Posted on Tue, Sep. 30, 2008 03:59 AM

If concert sound is bad, don’t blame the Sprint Center

On Wednesday night, Tina Turner opens her North American tour at the Sprint Center.

If you’re going to the show and it’s your first at the Sprint Center, be warned: Fans have complained about the acoustics.

If the sound is bad, whose fault is it? Fans have blamed the arena, but experts say bad sound falls on the sound engineer.

In the days after the Bruce Springsteen concert in August, fans swamped The Star’s music blog with complaints about the Sprint Center’s acoustics. Some examples:

“When you fork over $100-plus per ticket, you shouldn’t have to suffer through hours of bad audio.”

“The quality of the sound was terrible. First time at the (Sprint Center) and maybe the last.”

“The sound was HORRIBLE. Very disappointed. Even when I knew every word I couldn’t understand one thing he sang.”

However, the sound has been adequate or even good at other shows, like the Police, Tom Petty, Bon Jovi, Brad Paisley and all nine Garth Brooks shows.

Bad sound at a concert is not usually the fault of the venue, several sound engineers told The Star. Good sound, they say, starts with the band and the engineer behind the console.

“With the way systems are designed these days, you shouldn’t have too many bad shows,” said Jeremy Dixon, president of Digital Sound Systems Inc. in Overland Park. “It all starts with the band and the band’s representative in the front of the house.”

“In general, it comes down to how the engineer adapts to the environment,” said Mark Davis of Kansas City, a sound engineer who has toured with scores of bands.

“That can be a challenge when you’re doing clubs or even some theaters that are different from one another. But arena shows are essentially the same from one arena to the next: basically the same PA, same console, same-size room.”

So what explains the difference in sound from, say, the Alicia Keys show to the Police show just a week later in the same place?

Rows.
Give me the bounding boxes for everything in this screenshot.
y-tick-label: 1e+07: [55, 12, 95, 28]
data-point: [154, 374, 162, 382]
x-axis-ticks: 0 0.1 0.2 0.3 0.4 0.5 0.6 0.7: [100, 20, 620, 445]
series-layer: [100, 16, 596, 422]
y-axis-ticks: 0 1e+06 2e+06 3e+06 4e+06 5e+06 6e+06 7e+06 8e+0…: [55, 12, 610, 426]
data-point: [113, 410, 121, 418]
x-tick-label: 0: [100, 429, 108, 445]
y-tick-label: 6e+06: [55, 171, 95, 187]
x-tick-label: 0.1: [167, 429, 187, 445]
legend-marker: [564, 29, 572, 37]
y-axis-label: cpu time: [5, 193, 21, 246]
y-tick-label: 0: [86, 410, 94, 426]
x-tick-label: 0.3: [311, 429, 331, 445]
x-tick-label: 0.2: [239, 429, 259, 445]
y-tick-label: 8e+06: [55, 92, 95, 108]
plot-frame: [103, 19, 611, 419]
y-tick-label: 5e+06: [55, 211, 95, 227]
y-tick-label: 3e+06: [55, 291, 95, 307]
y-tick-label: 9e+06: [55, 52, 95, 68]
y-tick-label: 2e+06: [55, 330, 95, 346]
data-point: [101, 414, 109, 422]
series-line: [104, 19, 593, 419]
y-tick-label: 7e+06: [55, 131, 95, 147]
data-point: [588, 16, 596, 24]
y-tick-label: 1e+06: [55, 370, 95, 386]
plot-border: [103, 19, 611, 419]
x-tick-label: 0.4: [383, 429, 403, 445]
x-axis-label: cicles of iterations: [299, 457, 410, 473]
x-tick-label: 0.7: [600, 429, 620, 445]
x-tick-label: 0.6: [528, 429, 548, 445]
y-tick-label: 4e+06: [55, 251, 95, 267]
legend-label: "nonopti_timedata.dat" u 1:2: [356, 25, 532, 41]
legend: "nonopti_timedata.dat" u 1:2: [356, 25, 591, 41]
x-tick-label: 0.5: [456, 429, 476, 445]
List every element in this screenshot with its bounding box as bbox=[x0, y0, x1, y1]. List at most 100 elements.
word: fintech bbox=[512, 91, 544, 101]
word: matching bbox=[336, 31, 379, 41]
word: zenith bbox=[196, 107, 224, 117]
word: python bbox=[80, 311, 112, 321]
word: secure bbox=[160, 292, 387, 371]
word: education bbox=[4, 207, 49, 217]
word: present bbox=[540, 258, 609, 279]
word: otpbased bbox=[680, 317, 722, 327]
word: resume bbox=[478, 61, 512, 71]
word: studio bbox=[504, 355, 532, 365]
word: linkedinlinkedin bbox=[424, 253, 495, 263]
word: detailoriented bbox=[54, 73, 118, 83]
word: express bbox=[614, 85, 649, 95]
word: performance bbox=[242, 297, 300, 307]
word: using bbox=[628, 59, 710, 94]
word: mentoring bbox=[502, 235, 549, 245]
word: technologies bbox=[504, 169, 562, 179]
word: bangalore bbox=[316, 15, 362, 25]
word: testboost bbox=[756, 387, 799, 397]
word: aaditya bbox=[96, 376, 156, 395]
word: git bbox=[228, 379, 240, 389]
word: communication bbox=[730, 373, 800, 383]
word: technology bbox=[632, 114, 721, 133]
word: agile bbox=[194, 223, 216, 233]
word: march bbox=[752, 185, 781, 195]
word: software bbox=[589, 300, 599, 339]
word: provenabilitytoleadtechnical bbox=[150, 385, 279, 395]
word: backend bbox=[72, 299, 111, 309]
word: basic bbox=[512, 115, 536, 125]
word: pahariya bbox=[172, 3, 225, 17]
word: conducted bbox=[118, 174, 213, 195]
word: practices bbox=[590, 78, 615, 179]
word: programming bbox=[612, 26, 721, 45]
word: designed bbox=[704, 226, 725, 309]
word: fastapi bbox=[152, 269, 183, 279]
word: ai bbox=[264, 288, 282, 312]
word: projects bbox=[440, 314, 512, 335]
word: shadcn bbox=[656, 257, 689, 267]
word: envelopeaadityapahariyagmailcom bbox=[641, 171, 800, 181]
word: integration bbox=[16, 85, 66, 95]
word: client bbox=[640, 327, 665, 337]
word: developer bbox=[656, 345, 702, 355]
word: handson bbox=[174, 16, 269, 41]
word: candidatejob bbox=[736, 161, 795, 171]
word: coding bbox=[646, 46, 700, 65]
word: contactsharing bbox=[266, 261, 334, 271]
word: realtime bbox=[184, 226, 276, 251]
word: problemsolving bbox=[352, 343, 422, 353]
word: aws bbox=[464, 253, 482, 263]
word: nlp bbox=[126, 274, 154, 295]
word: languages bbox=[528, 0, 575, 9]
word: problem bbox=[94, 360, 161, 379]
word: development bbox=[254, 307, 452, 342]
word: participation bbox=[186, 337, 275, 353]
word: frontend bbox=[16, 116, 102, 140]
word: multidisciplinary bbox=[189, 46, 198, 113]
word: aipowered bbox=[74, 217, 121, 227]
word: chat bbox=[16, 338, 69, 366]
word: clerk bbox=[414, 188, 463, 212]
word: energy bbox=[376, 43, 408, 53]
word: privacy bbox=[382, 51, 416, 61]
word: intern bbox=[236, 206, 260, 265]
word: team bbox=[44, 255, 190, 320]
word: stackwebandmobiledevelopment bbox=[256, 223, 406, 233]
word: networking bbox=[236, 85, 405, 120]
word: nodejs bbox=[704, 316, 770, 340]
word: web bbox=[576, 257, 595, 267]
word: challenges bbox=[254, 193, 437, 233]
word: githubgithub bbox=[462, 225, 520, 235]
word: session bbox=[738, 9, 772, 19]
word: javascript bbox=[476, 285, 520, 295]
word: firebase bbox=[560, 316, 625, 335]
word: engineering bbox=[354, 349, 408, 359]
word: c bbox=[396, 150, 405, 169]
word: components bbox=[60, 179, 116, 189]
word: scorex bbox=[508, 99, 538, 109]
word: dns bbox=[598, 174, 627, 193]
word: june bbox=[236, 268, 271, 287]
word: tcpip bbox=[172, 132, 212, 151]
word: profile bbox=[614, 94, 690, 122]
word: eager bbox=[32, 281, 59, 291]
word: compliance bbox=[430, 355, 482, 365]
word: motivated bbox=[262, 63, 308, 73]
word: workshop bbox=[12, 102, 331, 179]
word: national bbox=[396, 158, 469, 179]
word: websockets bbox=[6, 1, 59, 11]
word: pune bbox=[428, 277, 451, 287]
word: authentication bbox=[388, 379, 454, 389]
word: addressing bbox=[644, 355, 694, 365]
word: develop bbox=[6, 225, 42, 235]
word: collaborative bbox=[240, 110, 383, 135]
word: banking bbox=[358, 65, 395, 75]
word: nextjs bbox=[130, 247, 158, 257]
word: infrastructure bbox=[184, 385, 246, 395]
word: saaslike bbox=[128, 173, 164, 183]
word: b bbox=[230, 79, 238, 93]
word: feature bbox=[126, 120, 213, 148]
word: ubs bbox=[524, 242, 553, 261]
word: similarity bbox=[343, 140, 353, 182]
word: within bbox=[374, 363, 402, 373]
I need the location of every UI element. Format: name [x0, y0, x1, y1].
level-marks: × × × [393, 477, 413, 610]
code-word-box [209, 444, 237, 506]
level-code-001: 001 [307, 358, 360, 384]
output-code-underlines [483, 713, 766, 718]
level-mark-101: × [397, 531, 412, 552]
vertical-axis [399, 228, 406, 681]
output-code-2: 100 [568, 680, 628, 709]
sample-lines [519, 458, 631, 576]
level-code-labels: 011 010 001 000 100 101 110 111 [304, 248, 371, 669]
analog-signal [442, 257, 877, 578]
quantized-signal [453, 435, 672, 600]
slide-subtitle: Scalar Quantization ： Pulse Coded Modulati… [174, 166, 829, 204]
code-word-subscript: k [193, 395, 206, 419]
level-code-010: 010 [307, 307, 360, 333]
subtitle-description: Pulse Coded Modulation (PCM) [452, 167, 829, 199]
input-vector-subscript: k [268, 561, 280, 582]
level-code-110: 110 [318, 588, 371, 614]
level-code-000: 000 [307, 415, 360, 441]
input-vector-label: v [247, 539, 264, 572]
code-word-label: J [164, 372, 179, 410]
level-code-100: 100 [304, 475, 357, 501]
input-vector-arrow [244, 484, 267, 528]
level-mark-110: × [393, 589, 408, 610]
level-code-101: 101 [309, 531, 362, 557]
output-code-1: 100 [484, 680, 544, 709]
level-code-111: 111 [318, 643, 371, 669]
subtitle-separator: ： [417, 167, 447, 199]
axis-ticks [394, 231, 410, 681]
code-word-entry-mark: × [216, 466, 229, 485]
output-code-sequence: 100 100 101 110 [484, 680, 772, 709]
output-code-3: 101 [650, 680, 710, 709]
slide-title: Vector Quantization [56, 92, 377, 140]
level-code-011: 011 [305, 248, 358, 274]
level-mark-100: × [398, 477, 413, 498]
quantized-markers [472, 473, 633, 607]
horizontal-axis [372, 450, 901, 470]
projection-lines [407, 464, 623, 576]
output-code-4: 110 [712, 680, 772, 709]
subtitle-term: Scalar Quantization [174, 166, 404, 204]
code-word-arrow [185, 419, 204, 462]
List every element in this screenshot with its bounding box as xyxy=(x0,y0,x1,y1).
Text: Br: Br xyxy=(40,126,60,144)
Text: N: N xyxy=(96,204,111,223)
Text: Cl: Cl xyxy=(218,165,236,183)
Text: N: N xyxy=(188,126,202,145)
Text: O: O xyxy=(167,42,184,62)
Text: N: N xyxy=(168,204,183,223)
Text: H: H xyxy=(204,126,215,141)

Written instruction. According to the article on concert sound at the Sprint Center, whom do experts hold responsible for bad sound? The listing above comes from a source separate from the article.

Final answer. The sound engineer.